- WRITTEN INSTRUCTION -
Of all the lines in the records, how many hold the word "were"? Answer with the number only.

+++ RECORDS FOR THIS TASK +++

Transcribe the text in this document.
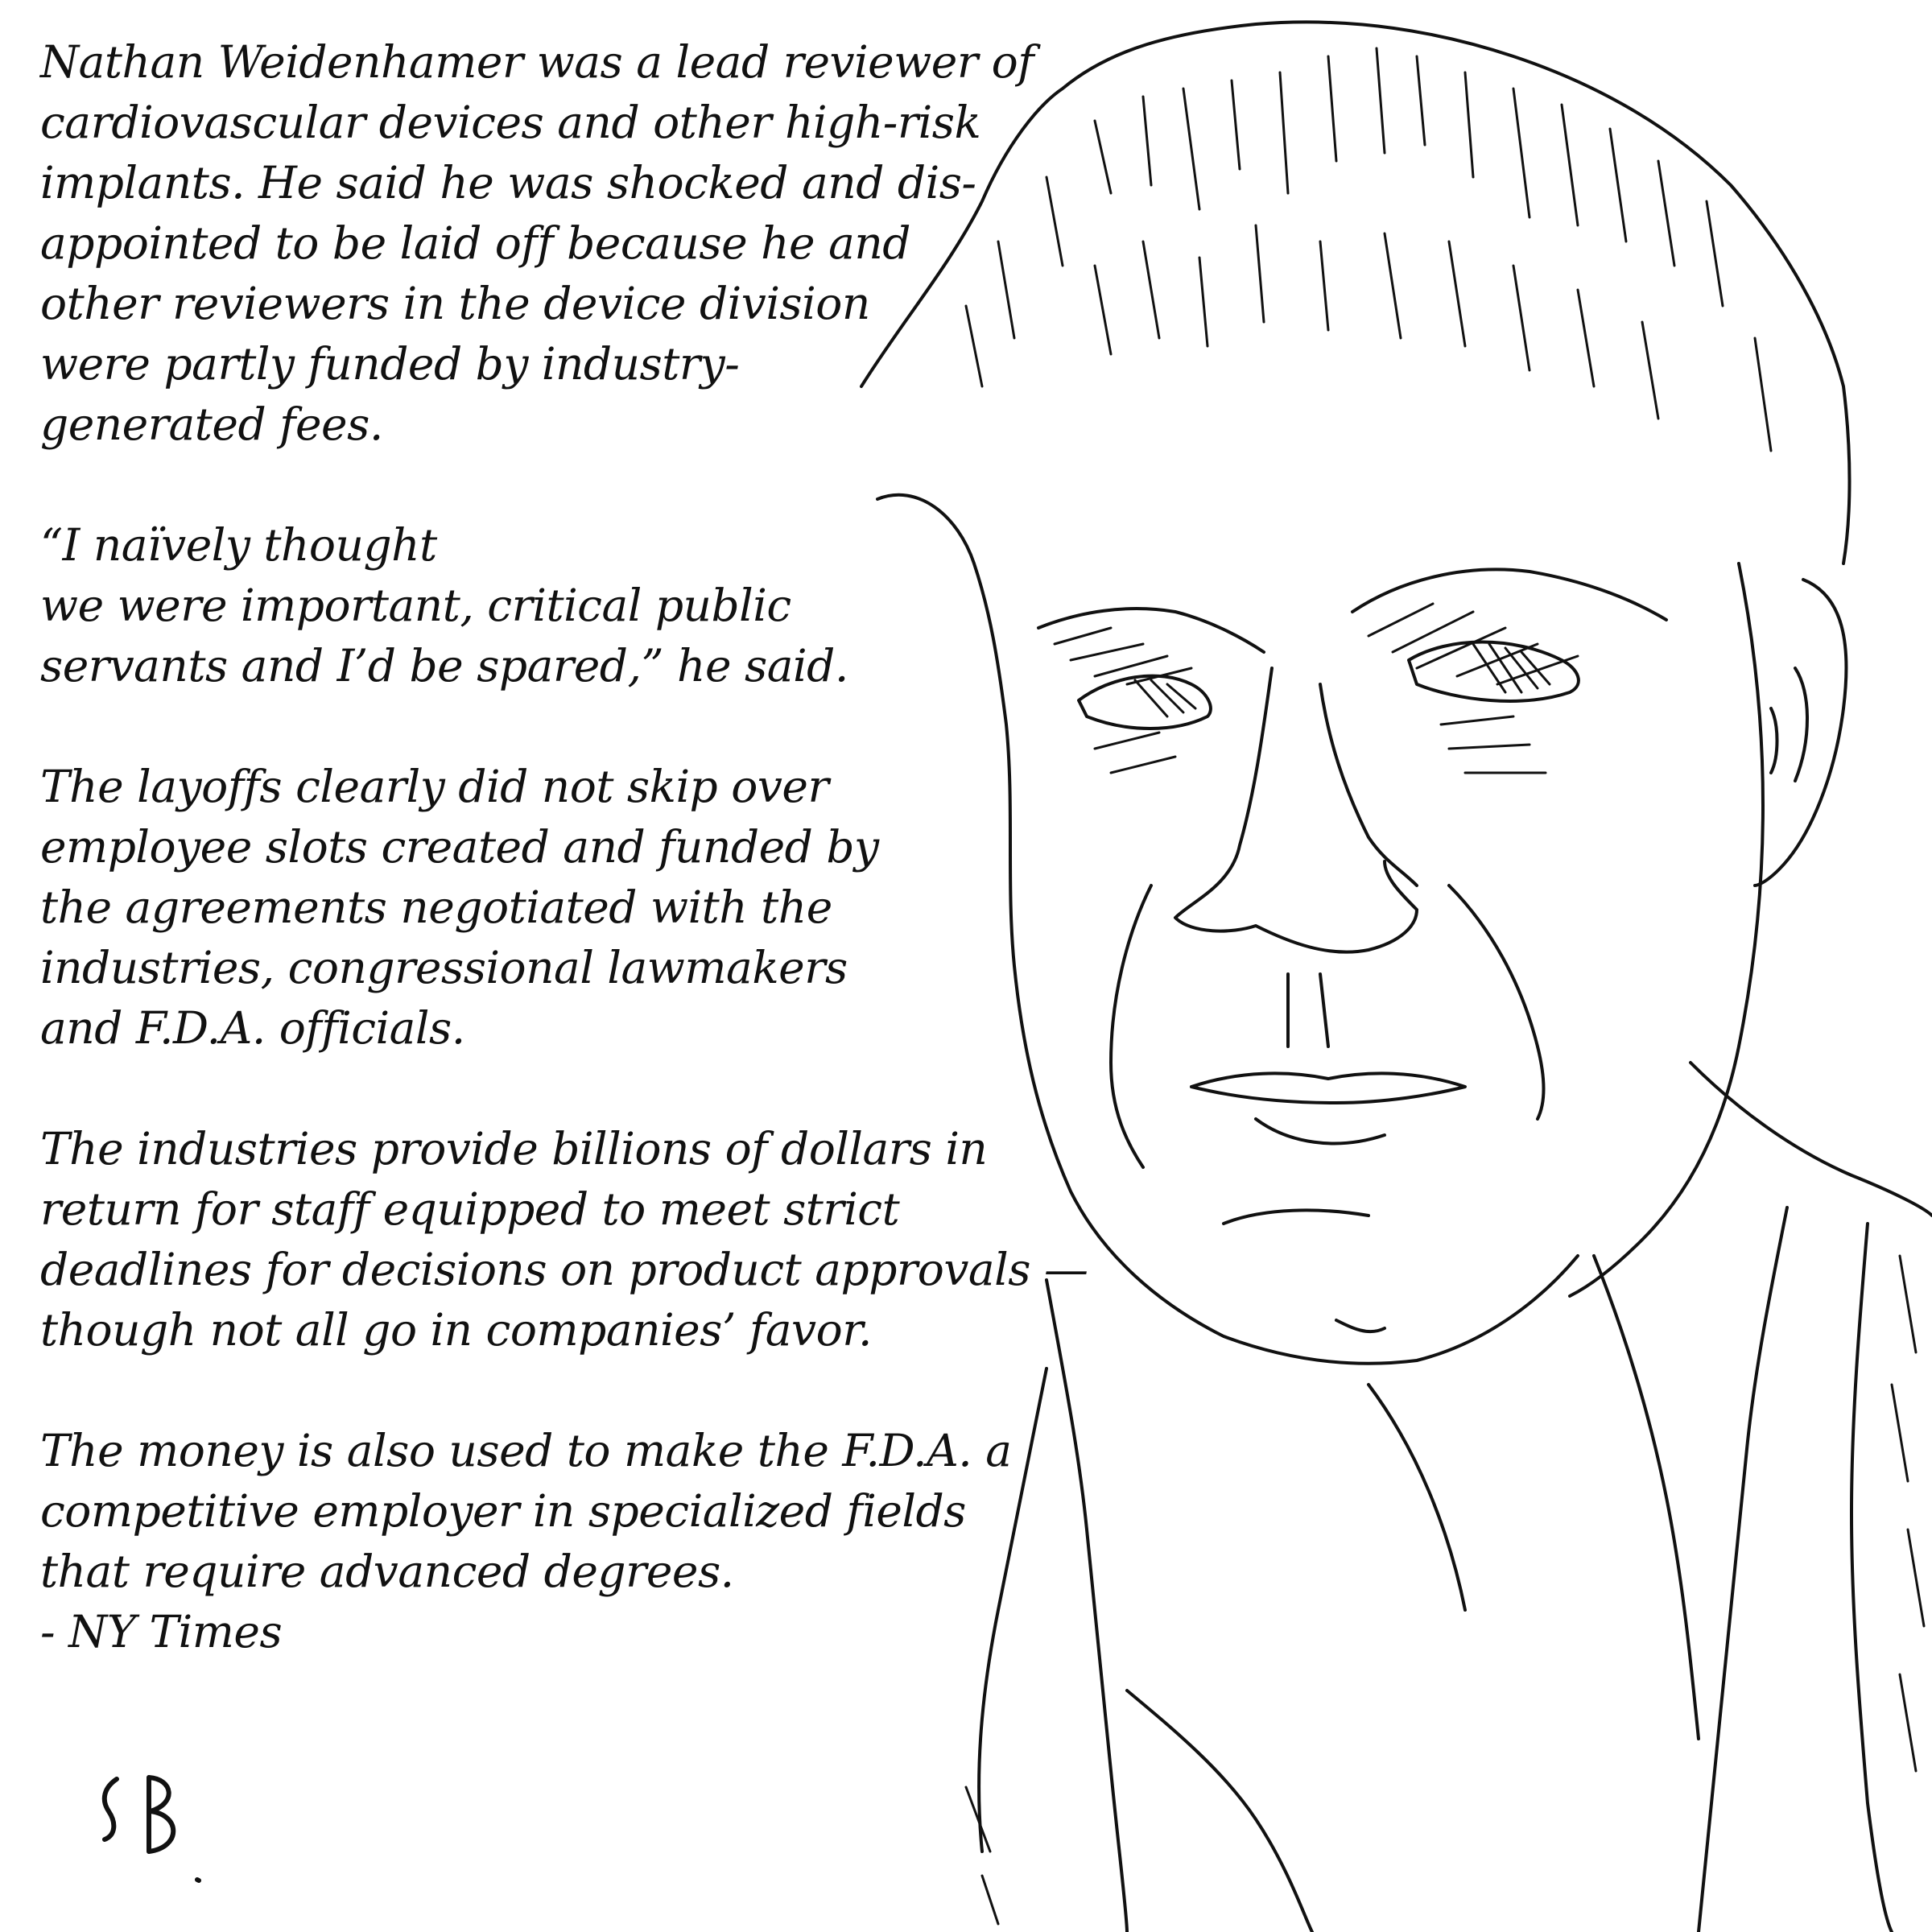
Nathan Weidenhamer was a lead reviewer of
cardiovascular devices and other high-risk
implants. He said he was shocked and dis-
appointed to be laid off because he and
other reviewers in the device division
were partly funded by industry-
generated fees.

“I naïvely thought
we were important, critical public
servants and I’d be spared,” he said.

The layoffs clearly did not skip over
employee slots created and funded by
the agreements negotiated with the
industries, congressional lawmakers
and F.D.A. officials.

The industries provide billions of dollars in
return for staff equipped to meet strict
deadlines for decisions on product approvals —
though not all go in companies’ favor.

The money is also used to make the F.D.A. a
competitive employer in specialized fields
that require advanced degrees.
- NY Times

+++

- RESPONSE TO THE EXERCISE -
2